*Short exercise*
Each line that holds the word "obiekty" should be returned.

Data records:
· · · · · · ·

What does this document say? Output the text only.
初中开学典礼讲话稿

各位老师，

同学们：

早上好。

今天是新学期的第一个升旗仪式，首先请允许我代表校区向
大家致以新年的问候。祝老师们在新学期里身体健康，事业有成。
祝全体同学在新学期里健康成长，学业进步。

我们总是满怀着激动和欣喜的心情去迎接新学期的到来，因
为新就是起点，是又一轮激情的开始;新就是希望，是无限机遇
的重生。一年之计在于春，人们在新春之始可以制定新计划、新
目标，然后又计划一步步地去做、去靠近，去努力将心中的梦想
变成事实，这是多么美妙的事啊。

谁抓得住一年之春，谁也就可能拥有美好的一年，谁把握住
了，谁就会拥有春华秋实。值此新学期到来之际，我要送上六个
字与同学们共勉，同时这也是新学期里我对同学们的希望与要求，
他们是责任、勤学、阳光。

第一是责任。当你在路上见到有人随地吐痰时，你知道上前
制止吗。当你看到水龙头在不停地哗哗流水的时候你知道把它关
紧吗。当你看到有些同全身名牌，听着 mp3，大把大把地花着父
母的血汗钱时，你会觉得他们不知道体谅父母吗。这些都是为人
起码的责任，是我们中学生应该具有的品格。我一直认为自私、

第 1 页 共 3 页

· · · · · · ·

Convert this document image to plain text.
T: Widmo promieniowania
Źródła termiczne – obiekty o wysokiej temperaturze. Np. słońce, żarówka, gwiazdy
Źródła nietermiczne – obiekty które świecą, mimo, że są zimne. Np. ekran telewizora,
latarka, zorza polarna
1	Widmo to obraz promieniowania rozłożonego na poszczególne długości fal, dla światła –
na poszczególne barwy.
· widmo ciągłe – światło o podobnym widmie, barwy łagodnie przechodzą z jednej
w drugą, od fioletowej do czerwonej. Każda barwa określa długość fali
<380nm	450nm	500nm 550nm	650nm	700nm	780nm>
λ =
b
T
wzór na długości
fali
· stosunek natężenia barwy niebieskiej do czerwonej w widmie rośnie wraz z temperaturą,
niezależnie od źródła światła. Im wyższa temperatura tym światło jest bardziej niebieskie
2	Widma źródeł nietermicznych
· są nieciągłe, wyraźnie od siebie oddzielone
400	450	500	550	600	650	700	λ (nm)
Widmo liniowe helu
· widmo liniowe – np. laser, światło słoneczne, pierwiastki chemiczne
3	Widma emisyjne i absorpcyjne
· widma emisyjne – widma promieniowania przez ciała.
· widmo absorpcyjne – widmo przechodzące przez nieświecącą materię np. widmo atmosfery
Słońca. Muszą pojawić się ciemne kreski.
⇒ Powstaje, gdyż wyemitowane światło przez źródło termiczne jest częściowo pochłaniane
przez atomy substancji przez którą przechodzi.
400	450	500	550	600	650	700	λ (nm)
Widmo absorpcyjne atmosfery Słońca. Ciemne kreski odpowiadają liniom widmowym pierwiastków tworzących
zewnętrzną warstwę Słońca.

· · · · · · ·

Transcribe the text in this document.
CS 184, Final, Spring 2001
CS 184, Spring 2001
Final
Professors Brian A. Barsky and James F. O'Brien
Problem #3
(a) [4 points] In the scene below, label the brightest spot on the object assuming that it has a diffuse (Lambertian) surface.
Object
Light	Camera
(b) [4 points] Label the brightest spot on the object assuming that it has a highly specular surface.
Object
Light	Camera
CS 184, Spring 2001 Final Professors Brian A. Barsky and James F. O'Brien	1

· · · · · · ·

*Result for this task*
Źródła termiczne – obiekty o wysokiej temperaturze. Np. słońce, żarówka, gwiazdy
Źródła nietermiczne – obiekty które świecą, mimo, że są zimne. Np. ekran telewizora,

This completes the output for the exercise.